Data extract —
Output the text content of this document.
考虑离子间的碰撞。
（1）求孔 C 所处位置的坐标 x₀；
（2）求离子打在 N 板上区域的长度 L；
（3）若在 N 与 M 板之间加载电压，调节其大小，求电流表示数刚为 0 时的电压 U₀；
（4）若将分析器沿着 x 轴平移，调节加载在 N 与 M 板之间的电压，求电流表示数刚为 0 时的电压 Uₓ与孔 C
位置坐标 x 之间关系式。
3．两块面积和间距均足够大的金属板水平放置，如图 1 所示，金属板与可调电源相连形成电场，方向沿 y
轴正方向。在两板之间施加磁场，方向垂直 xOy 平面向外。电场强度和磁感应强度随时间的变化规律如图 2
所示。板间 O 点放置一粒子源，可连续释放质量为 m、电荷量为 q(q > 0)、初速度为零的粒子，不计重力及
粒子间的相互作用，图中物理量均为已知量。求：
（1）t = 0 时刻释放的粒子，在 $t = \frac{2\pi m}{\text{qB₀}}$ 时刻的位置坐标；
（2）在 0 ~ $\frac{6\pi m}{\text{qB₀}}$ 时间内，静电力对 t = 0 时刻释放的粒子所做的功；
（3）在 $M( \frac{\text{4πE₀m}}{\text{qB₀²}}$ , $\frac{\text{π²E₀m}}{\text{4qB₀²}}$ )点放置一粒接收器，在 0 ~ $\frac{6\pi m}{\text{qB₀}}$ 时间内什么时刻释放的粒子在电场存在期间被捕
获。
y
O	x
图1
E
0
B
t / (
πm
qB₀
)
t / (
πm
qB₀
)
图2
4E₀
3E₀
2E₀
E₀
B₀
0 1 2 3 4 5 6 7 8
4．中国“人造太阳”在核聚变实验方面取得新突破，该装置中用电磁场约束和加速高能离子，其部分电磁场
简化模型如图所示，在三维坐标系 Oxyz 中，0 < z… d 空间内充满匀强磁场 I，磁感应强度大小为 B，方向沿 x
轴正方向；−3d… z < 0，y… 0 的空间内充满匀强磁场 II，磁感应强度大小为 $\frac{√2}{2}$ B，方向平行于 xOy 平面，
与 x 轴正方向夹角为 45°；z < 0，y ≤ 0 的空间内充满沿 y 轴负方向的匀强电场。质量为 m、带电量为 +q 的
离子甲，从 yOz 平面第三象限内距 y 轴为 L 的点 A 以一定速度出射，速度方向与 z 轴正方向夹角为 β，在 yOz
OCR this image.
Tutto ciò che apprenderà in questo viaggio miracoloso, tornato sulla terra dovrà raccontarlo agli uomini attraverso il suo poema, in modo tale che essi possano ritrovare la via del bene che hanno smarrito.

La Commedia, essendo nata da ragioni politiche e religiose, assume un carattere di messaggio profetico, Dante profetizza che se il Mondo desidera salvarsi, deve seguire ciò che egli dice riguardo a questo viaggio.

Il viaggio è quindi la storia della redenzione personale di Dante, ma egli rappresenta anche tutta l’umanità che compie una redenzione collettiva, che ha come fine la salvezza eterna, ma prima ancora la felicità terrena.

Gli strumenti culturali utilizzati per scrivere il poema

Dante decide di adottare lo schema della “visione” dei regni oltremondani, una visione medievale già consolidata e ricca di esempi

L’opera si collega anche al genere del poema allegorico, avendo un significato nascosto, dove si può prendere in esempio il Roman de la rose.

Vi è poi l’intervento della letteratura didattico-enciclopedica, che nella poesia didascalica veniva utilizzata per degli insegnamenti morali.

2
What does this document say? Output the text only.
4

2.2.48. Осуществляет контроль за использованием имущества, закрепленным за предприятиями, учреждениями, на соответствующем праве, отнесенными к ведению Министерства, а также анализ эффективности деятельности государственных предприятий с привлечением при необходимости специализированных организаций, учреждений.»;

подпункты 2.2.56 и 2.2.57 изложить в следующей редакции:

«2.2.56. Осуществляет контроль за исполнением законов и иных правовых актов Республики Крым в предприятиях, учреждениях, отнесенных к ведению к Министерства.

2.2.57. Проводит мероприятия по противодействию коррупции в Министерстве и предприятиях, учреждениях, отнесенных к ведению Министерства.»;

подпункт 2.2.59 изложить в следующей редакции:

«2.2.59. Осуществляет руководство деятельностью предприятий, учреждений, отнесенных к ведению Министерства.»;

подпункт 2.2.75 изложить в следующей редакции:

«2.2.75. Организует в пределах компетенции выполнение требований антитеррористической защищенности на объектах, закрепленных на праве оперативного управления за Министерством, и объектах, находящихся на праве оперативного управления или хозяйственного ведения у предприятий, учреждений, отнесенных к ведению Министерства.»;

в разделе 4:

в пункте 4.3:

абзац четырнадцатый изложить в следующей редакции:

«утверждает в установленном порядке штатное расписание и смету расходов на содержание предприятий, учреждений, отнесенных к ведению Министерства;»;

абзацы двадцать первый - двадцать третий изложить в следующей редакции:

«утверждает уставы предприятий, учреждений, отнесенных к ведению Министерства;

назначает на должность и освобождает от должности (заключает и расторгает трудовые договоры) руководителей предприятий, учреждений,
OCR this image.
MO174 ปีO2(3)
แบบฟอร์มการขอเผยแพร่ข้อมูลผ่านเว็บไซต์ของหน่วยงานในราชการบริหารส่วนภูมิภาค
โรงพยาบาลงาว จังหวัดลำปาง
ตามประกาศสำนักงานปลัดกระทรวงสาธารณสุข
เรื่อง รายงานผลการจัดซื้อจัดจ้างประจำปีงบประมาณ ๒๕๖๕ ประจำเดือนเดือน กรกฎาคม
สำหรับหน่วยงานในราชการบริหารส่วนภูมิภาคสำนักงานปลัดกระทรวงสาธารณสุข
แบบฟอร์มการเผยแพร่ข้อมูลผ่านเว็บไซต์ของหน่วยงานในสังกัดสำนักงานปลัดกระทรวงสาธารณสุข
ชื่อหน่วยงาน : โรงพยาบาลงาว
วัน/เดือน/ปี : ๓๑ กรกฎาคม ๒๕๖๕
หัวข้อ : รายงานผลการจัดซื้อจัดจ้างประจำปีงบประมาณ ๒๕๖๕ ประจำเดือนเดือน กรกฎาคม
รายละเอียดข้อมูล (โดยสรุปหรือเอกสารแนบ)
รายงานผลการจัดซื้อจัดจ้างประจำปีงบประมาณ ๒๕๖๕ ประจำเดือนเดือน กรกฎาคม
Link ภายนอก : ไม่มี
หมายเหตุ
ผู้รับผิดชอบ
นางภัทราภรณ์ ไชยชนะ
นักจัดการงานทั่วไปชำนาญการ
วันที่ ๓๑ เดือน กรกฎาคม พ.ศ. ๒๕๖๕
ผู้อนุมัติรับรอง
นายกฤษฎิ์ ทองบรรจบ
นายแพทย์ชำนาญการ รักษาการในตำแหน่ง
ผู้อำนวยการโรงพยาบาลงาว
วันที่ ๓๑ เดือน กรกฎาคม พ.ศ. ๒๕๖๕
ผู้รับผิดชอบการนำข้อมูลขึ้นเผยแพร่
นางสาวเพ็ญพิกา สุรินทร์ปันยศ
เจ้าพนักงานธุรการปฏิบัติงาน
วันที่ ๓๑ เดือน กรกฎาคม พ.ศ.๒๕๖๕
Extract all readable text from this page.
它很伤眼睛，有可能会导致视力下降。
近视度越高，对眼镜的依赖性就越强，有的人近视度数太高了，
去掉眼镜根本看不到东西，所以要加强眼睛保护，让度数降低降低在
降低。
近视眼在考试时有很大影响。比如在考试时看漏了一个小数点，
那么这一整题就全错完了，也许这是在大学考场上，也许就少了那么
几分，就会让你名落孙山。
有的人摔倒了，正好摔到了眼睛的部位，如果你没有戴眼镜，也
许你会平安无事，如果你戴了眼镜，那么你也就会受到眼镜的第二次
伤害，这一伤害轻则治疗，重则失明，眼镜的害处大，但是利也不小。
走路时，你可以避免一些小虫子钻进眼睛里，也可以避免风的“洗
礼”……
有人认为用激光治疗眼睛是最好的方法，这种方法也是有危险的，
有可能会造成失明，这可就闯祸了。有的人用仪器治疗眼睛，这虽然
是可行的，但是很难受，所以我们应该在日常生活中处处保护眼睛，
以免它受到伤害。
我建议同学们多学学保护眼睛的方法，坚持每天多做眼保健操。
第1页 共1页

Request — Look through the entries and work out how many lines have the word "questo" in them; reply with that number only.

Answer to the exercise — 2